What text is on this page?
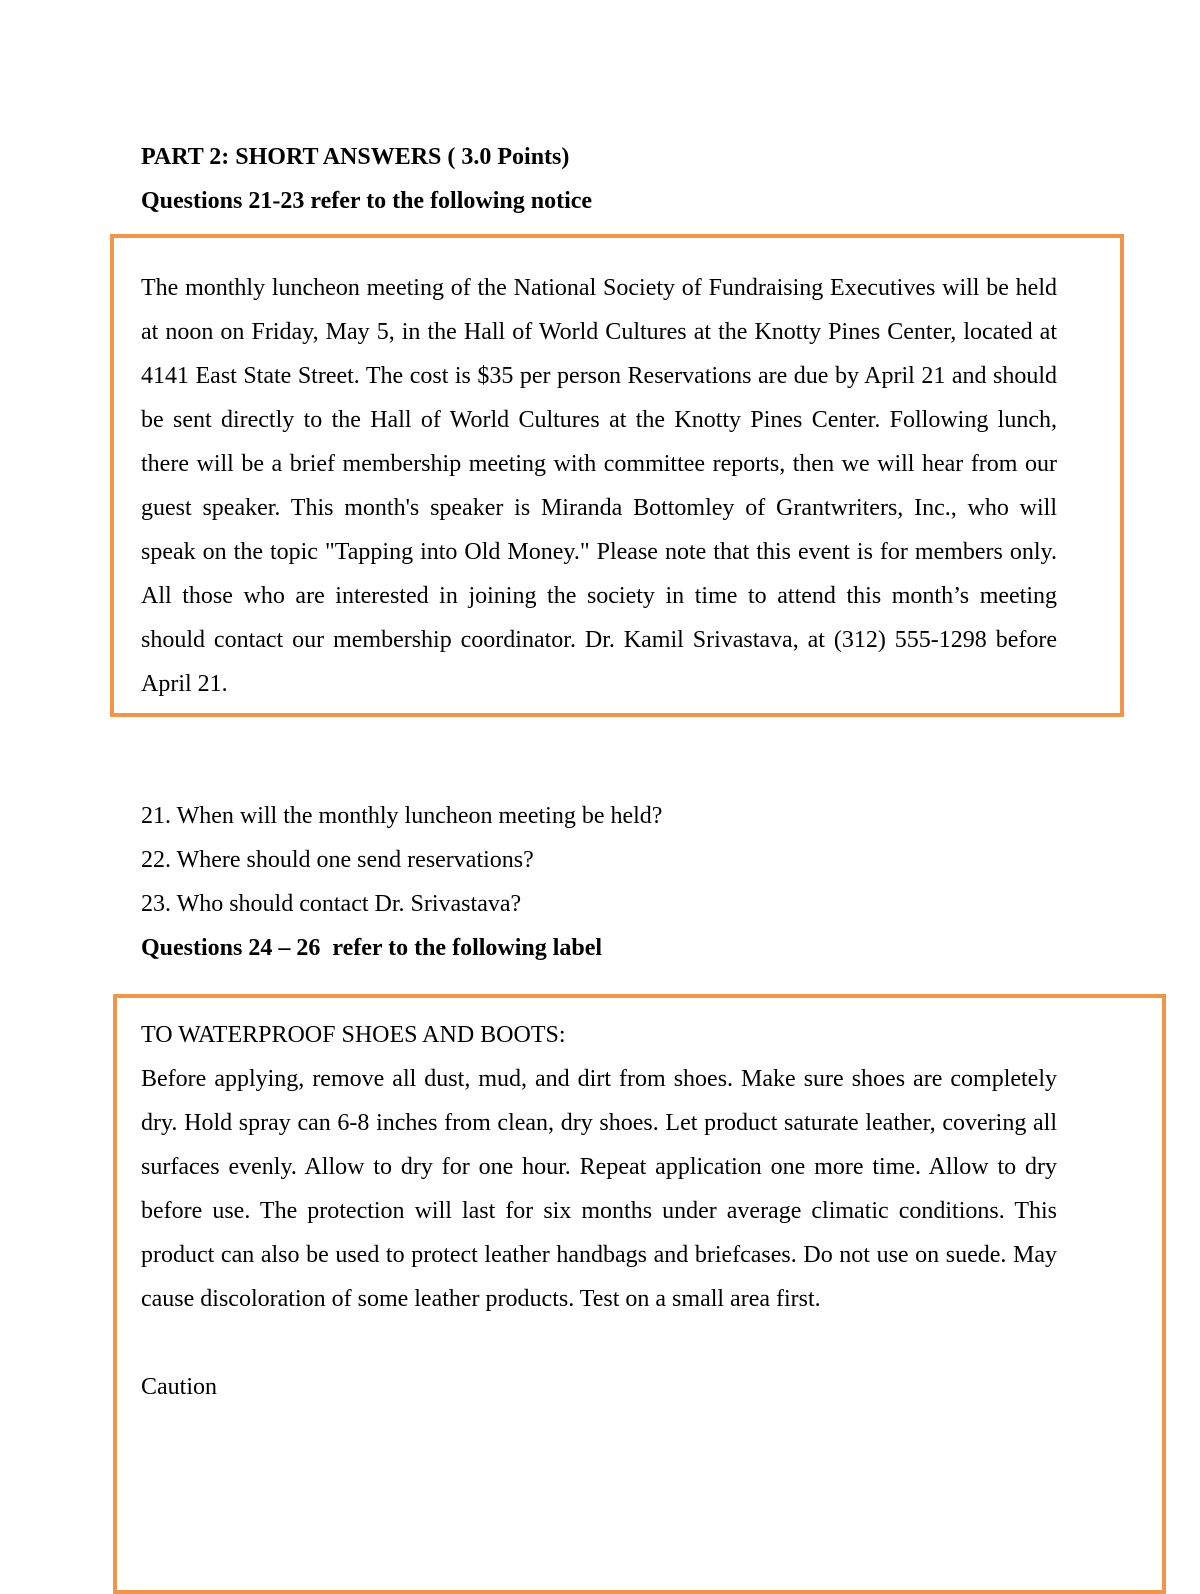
PART 2: SHORT ANSWERS ( 3.0 Points)
Questions 21-23 refer to the following notice
The monthly luncheon meeting of the National Society of Fundraising Executives will be held at noon on Friday, May 5, in the Hall of World Cultures at the Knotty Pines Center, located at 4141 East State Street. The cost is $35 per person Reservations are due by April 21 and should be sent directly to the Hall of World Cultures at the Knotty Pines Center. Following lunch, there will be a brief membership meeting with committee reports, then we will hear from our guest speaker. This month's speaker is Miranda Bottomley of Grantwriters, Inc., who will speak on the topic "Tapping into Old Money." Please note that this event is for members only. All those who are interested in joining the society in time to attend this month’s meeting should contact our membership coordinator. Dr. Kamil Srivastava, at (312) 555-1298 before April 21.
21. When will the monthly luncheon meeting be held?
22. Where should one send reservations?
23. Who should contact Dr. Srivastava?
Questions 24 – 26  refer to the following label
TO WATERPROOF SHOES AND BOOTS:
Before applying, remove all dust, mud, and dirt from shoes. Make sure shoes are completely dry. Hold spray can 6-8 inches from clean, dry shoes. Let product saturate leather, covering all surfaces evenly. Allow to dry for one hour. Repeat application one more time. Allow to dry before use. The protection will last for six months under average climatic conditions. This product can also be used to protect leather handbags and briefcases. Do not use on suede. May cause discoloration of some leather products. Test on a small area first.
Caution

━━━━━━━━━━━━━━━━

▶ **WHAT TO WORK ON**
Pick out and copy the lines of the material that include the word "meeting".

▶ **OUTPUT**
The monthly luncheon meeting of the National Society of Fundraising Executives will be held at noon on Friday, May 5, in the Hall of World Cultures at the Knotty Pines Center, located at 4141 East State Street. The cost is $35 per person Reservations are due by April 21 and should be sent directly to the Hall of World Cultures at the Knotty Pines Center. Following lunch, there will be a brief membership meeting with committee reports, then we will hear from our guest speaker. This month's speaker is Miranda Bottomley of Grantwriters, Inc., who will speak on the topic "Tapping into Old Money." Please note that this event is for members only. All those who are interested in joining the society in time to attend this month’s meeting should contact our membership coordinator. Dr. Kamil Srivastava, at (312) 555-1298 before April 21.
21. When will the monthly luncheon meeting be held?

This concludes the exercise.